BEGIN Material supplied
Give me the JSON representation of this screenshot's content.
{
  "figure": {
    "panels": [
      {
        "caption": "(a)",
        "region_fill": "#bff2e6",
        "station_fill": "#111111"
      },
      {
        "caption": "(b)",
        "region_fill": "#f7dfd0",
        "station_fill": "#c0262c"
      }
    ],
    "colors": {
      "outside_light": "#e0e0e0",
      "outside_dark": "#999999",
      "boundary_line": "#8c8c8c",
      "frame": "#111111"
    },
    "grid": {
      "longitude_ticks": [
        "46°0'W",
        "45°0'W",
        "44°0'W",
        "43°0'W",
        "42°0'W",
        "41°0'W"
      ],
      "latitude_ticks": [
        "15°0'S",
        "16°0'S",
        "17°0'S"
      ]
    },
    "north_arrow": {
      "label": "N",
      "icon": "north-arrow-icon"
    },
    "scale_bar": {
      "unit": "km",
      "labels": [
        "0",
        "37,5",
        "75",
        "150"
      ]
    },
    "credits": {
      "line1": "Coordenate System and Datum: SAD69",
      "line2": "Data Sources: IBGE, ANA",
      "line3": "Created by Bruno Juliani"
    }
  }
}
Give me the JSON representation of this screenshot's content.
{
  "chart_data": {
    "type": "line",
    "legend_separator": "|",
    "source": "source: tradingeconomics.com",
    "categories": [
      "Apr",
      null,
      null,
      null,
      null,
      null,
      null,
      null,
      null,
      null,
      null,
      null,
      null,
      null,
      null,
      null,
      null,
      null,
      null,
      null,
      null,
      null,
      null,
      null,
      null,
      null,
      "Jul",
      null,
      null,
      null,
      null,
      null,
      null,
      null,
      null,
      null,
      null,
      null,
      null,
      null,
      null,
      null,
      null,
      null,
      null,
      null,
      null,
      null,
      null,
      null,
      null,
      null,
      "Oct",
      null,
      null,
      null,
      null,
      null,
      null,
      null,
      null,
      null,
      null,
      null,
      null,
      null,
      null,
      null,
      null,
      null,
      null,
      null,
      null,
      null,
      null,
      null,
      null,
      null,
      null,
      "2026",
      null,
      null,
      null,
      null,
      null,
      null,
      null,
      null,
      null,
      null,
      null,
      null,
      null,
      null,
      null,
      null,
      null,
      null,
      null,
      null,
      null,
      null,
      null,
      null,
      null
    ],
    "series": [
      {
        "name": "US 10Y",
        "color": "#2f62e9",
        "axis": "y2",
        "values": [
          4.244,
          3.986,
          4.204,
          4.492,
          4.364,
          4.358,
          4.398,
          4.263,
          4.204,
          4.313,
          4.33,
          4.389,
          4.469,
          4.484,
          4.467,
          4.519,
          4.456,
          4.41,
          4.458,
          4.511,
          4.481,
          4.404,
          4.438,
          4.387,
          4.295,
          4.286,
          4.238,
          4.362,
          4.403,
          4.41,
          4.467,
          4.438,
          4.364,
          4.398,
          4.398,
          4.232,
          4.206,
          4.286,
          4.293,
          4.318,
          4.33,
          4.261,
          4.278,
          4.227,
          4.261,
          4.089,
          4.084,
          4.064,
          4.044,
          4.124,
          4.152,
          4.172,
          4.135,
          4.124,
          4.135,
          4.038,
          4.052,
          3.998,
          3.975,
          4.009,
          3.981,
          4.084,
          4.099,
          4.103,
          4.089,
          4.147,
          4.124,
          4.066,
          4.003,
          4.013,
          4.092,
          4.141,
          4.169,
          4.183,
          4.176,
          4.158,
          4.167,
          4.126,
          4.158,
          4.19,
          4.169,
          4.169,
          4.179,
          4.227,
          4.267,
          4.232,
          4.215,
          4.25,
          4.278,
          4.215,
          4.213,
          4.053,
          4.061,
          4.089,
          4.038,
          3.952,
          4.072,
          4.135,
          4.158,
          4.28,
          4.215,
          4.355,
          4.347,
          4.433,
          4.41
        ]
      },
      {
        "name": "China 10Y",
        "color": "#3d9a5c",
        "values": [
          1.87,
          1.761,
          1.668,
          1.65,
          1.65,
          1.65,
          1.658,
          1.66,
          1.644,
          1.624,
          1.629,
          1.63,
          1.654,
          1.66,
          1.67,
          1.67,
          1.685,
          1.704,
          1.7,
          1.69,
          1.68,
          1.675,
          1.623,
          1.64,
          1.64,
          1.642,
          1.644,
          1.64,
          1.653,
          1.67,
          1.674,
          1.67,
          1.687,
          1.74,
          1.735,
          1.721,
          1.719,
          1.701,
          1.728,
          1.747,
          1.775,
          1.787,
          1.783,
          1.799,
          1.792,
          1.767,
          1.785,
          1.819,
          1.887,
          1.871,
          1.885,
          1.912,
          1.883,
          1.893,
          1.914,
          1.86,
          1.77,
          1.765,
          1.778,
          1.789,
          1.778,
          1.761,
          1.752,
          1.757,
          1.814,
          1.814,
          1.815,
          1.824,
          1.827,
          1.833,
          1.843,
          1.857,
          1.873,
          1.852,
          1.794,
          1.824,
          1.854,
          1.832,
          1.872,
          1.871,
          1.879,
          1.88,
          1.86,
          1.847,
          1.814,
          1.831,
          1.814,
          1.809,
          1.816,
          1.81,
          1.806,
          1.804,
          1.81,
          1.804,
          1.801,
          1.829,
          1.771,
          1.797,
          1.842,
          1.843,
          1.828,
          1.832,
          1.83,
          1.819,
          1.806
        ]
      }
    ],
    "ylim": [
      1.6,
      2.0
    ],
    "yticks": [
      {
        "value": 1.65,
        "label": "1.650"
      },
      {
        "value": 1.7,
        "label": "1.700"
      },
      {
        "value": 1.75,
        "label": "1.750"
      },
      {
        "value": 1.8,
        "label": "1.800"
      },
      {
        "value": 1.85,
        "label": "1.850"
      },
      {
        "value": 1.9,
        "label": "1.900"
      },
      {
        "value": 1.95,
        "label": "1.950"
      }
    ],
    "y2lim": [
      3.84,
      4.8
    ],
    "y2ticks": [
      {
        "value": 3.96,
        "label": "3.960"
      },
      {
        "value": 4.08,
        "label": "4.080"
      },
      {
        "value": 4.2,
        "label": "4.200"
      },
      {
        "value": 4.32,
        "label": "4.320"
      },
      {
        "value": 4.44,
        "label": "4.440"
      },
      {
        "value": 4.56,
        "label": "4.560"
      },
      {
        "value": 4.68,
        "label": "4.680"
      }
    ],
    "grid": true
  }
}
END Material supplied
# What is being asked:
Copy out all of the data exactly, leaving nothing out.

# Task response:
Give me the JSON representation of this screenshot's content.
{
  "figure": {
    "panels": [
      {
        "caption": "(a)",
        "region_fill": "#bff2e6",
        "station_fill": "#111111"
      },
      {
        "caption": "(b)",
        "region_fill": "#f7dfd0",
        "station_fill": "#c0262c"
      }
    ],
    "colors": {
      "outside_light": "#e0e0e0",
      "outside_dark": "#999999",
      "boundary_line": "#8c8c8c",
      "frame": "#111111"
    },
    "grid": {
      "longitude_ticks": [
        "46°0'W",
        "45°0'W",
        "44°0'W",
        "43°0'W",
        "42°0'W",
        "41°0'W"
      ],
      "latitude_ticks": [
        "15°0'S",
        "16°0'S",
        "17°0'S"
      ]
    },
    "north_arrow": {
      "label": "N",
      "icon": "north-arrow-icon"
    },
    "scale_bar": {
      "unit": "km",
      "labels": [
        "0",
        "37,5",
        "75",
        "150"
      ]
    },
    "credits": {
      "line1": "Coordenate System and Datum: SAD69",
      "line2": "Data Sources: IBGE, ANA",
      "line3": "Created by Bruno Juliani"
    }
  }
}
Give me the JSON representation of this screenshot's content.
{
  "chart_data": {
    "type": "line",
    "legend_separator": "|",
    "source": "source: tradingeconomics.com",
    "categories": [
      "Apr",
      null,
      null,
      null,
      null,
      null,
      null,
      null,
      null,
      null,
      null,
      null,
      null,
      null,
      null,
      null,
      null,
      null,
      null,
      null,
      null,
      null,
      null,
      null,
      null,
      null,
      "Jul",
      null,
      null,
      null,
      null,
      null,
      null,
      null,
      null,
      null,
      null,
      null,
      null,
      null,
      null,
      null,
      null,
      null,
      null,
      null,
      null,
      null,
      null,
      null,
      null,
      null,
      "Oct",
      null,
      null,
      null,
      null,
      null,
      null,
      null,
      null,
      null,
      null,
      null,
      null,
      null,
      null,
      null,
      null,
      null,
      null,
      null,
      null,
      null,
      null,
      null,
      null,
      null,
      null,
      "2026",
      null,
      null,
      null,
      null,
      null,
      null,
      null,
      null,
      null,
      null,
      null,
      null,
      null,
      null,
      null,
      null,
      null,
      null,
      null,
      null,
      null,
      null,
      null,
      null,
      null
    ],
    "series": [
      {
        "name": "US 10Y",
        "color": "#2f62e9",
        "axis": "y2",
        "values": [
          4.244,
          3.986,
          4.204,
          4.492,
          4.364,
          4.358,
          4.398,
          4.263,
          4.204,
          4.313,
          4.33,
          4.389,
          4.469,
          4.484,
          4.467,
          4.519,
          4.456,
          4.41,
          4.458,
          4.511,
          4.481,
          4.404,
          4.438,
          4.387,
          4.295,
          4.286,
          4.238,
          4.362,
          4.403,
          4.41,
          4.467,
          4.438,
          4.364,
          4.398,
          4.398,
          4.232,
          4.206,
          4.286,
          4.293,
          4.318,
          4.33,
          4.261,
          4.278,
          4.227,
          4.261,
          4.089,
          4.084,
          4.064,
          4.044,
          4.124,
          4.152,
          4.172,
          4.135,
          4.124,
          4.135,
          4.038,
          4.052,
          3.998,
          3.975,
          4.009,
          3.981,
          4.084,
          4.099,
          4.103,
          4.089,
          4.147,
          4.124,
          4.066,
          4.003,
          4.013,
          4.092,
          4.141,
          4.169,
          4.183,
          4.176,
          4.158,
          4.167,
          4.126,
          4.158,
          4.19,
          4.169,
          4.169,
          4.179,
          4.227,
          4.267,
          4.232,
          4.215,
          4.25,
          4.278,
          4.215,
          4.213,
          4.053,
          4.061,
          4.089,
          4.038,
          3.952,
          4.072,
          4.135,
          4.158,
          4.28,
          4.215,
          4.355,
          4.347,
          4.433,
          4.41
        ]
      },
      {
        "name": "China 10Y",
        "color": "#3d9a5c",
        "values": [
          1.87,
          1.761,
          1.668,
          1.65,
          1.65,
          1.65,
          1.658,
          1.66,
          1.644,
          1.624,
          1.629,
          1.63,
          1.654,
          1.66,
          1.67,
          1.67,
          1.685,
          1.704,
          1.7,
          1.69,
          1.68,
          1.675,
          1.623,
          1.64,
          1.64,
          1.642,
          1.644,
          1.64,
          1.653,
          1.67,
          1.674,
          1.67,
          1.687,
          1.74,
          1.735,
          1.721,
          1.719,
          1.701,
          1.728,
          1.747,
          1.775,
          1.787,
          1.783,
          1.799,
          1.792,
          1.767,
          1.785,
          1.819,
          1.887,
          1.871,
          1.885,
          1.912,
          1.883,
          1.893,
          1.914,
          1.86,
          1.77,
          1.765,
          1.778,
          1.789,
          1.778,
          1.761,
          1.752,
          1.757,
          1.814,
          1.814,
          1.815,
          1.824,
          1.827,
          1.833,
          1.843,
          1.857,
          1.873,
          1.852,
          1.794,
          1.824,
          1.854,
          1.832,
          1.872,
          1.871,
          1.879,
          1.88,
          1.86,
          1.847,
          1.814,
          1.831,
          1.814,
          1.809,
          1.816,
          1.81,
          1.806,
          1.804,
          1.81,
          1.804,
          1.801,
          1.829,
          1.771,
          1.797,
          1.842,
          1.843,
          1.828,
          1.832,
          1.83,
          1.819,
          1.806
        ]
      }
    ],
    "ylim": [
      1.6,
      2.0
    ],
    "yticks": [
      {
        "value": 1.65,
        "label": "1.650"
      },
      {
        "value": 1.7,
        "label": "1.700"
      },
      {
        "value": 1.75,
        "label": "1.750"
      },
      {
        "value": 1.8,
        "label": "1.800"
      },
      {
        "value": 1.85,
        "label": "1.850"
      },
      {
        "value": 1.9,
        "label": "1.900"
      },
      {
        "value": 1.95,
        "label": "1.950"
      }
    ],
    "y2lim": [
      3.84,
      4.8
    ],
    "y2ticks": [
      {
        "value": 3.96,
        "label": "3.960"
      },
      {
        "value": 4.08,
        "label": "4.080"
      },
      {
        "value": 4.2,
        "label": "4.200"
      },
      {
        "value": 4.32,
        "label": "4.320"
      },
      {
        "value": 4.44,
        "label": "4.440"
      },
      {
        "value": 4.56,
        "label": "4.560"
      },
      {
        "value": 4.68,
        "label": "4.680"
      }
    ],
    "grid": true
  }
}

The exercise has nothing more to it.